[PROVIDED RECORDS]:
-------------------------

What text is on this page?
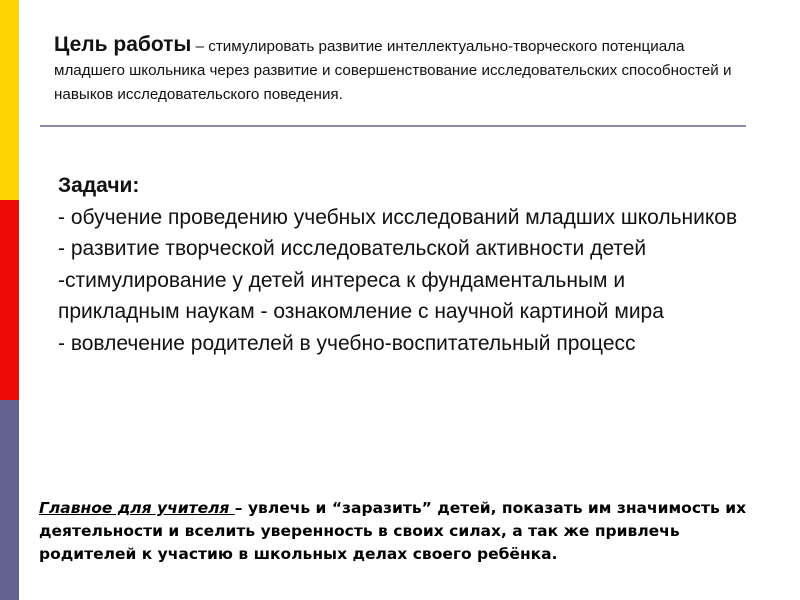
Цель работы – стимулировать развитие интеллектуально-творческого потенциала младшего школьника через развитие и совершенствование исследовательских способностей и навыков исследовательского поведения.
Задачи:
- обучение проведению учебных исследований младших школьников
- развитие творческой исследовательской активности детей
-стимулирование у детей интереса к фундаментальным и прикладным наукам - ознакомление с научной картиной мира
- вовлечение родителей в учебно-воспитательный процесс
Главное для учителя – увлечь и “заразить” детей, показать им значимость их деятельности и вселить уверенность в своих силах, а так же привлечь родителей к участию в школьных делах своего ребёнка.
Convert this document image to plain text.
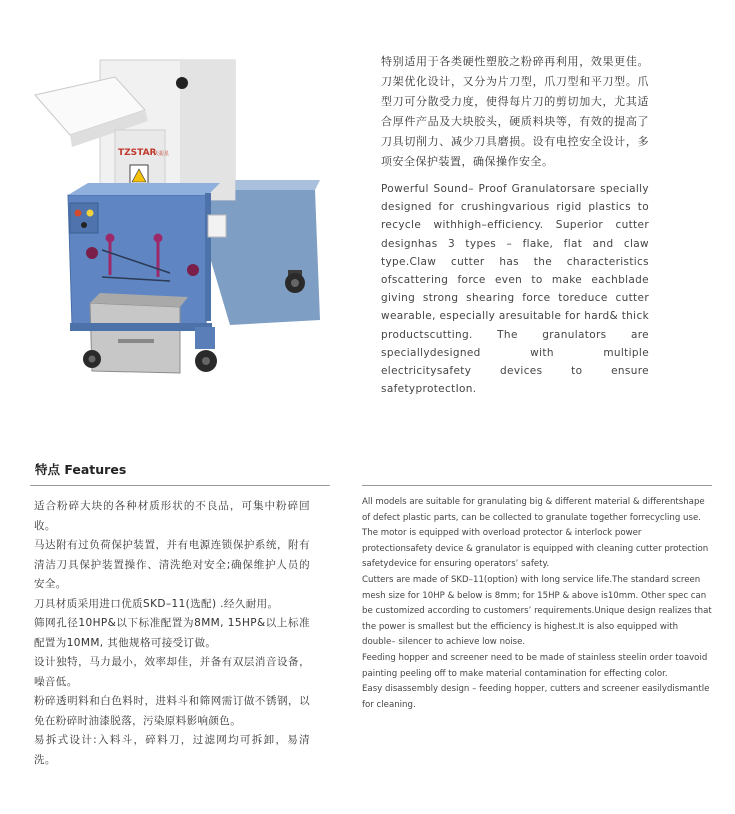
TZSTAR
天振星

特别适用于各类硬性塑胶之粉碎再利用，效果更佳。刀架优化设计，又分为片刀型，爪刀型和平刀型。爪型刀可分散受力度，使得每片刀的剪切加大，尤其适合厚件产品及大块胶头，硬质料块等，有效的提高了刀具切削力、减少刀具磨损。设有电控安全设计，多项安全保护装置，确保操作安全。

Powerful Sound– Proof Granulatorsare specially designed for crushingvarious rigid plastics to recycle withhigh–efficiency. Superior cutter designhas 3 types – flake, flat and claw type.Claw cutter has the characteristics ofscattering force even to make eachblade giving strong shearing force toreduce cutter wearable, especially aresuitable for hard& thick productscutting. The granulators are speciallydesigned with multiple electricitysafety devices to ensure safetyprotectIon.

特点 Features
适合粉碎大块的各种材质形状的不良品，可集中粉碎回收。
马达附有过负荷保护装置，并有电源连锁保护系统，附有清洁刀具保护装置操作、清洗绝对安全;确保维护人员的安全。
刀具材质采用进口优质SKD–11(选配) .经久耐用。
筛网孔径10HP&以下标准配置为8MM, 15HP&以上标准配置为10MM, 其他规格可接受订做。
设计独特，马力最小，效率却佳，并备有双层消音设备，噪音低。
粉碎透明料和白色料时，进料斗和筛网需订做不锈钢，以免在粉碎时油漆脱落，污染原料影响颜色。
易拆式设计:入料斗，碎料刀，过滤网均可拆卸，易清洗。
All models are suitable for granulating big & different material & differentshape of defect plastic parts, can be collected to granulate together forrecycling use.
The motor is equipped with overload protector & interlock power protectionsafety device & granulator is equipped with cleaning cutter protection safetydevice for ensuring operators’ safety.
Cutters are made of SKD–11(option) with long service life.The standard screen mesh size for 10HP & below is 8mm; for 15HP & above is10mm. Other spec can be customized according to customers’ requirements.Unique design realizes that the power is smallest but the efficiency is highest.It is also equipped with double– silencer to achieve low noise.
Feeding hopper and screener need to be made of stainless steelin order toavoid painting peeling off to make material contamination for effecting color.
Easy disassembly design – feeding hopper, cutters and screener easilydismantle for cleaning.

-------------------------

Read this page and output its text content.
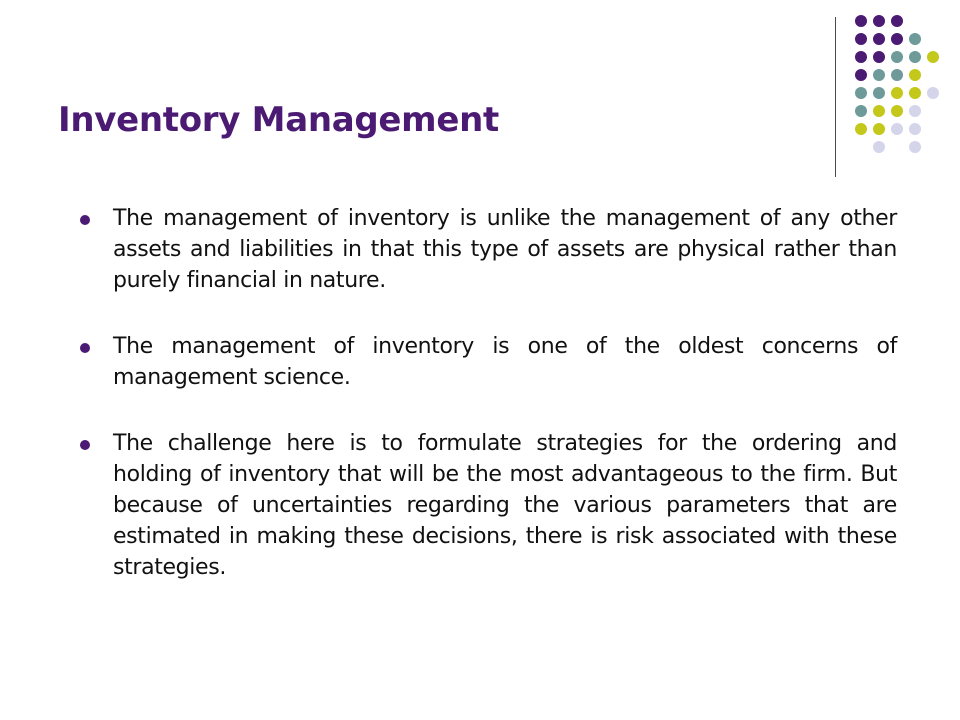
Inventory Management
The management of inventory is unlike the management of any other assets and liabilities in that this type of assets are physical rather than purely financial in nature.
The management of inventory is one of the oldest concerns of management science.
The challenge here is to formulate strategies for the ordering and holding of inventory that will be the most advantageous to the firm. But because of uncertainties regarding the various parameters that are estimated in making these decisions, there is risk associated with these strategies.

-------------------------

[OBJECTIVE]:
Using the records above, say how many lines include the string "screener". Only the number is wanted.

[RESULT BELOW]:
2